PROMPT: Output every record word for word.

Entries taken from a collection:
-=-=-

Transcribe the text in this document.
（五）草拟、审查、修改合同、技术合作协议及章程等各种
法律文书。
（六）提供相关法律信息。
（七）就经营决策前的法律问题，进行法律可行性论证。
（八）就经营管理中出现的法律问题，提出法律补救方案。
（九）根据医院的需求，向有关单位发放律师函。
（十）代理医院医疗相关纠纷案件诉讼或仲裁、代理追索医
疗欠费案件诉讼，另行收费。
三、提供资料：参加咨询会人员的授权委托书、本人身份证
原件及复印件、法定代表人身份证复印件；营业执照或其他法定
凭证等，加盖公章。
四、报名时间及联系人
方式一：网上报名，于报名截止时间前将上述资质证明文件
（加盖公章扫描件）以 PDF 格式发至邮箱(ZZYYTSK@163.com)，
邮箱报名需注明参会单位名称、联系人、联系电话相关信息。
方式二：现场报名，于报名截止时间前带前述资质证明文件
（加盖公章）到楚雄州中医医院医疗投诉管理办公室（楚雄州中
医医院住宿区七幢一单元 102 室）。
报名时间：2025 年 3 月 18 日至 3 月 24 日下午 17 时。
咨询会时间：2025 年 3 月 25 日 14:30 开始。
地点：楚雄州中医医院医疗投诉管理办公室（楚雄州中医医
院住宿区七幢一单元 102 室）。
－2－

-=-=-

REPLY TO THE TASK:
Transcribe the text in this document.
（五）草拟、审查、修改合同、技术合作协议及章程等各种
法律文书。
（六）提供相关法律信息。
（七）就经营决策前的法律问题，进行法律可行性论证。
（八）就经营管理中出现的法律问题，提出法律补救方案。
（九）根据医院的需求，向有关单位发放律师函。
（十）代理医院医疗相关纠纷案件诉讼或仲裁、代理追索医
疗欠费案件诉讼，另行收费。
三、提供资料：参加咨询会人员的授权委托书、本人身份证
原件及复印件、法定代表人身份证复印件；营业执照或其他法定
凭证等，加盖公章。
四、报名时间及联系人
方式一：网上报名，于报名截止时间前将上述资质证明文件
（加盖公章扫描件）以 PDF 格式发至邮箱(ZZYYTSK@163.com)，
邮箱报名需注明参会单位名称、联系人、联系电话相关信息。
方式二：现场报名，于报名截止时间前带前述资质证明文件
（加盖公章）到楚雄州中医医院医疗投诉管理办公室（楚雄州中
医医院住宿区七幢一单元 102 室）。
报名时间：2025 年 3 月 18 日至 3 月 24 日下午 17 时。
咨询会时间：2025 年 3 月 25 日 14:30 开始。
地点：楚雄州中医医院医疗投诉管理办公室（楚雄州中医医
院住宿区七幢一单元 102 室）。
－2－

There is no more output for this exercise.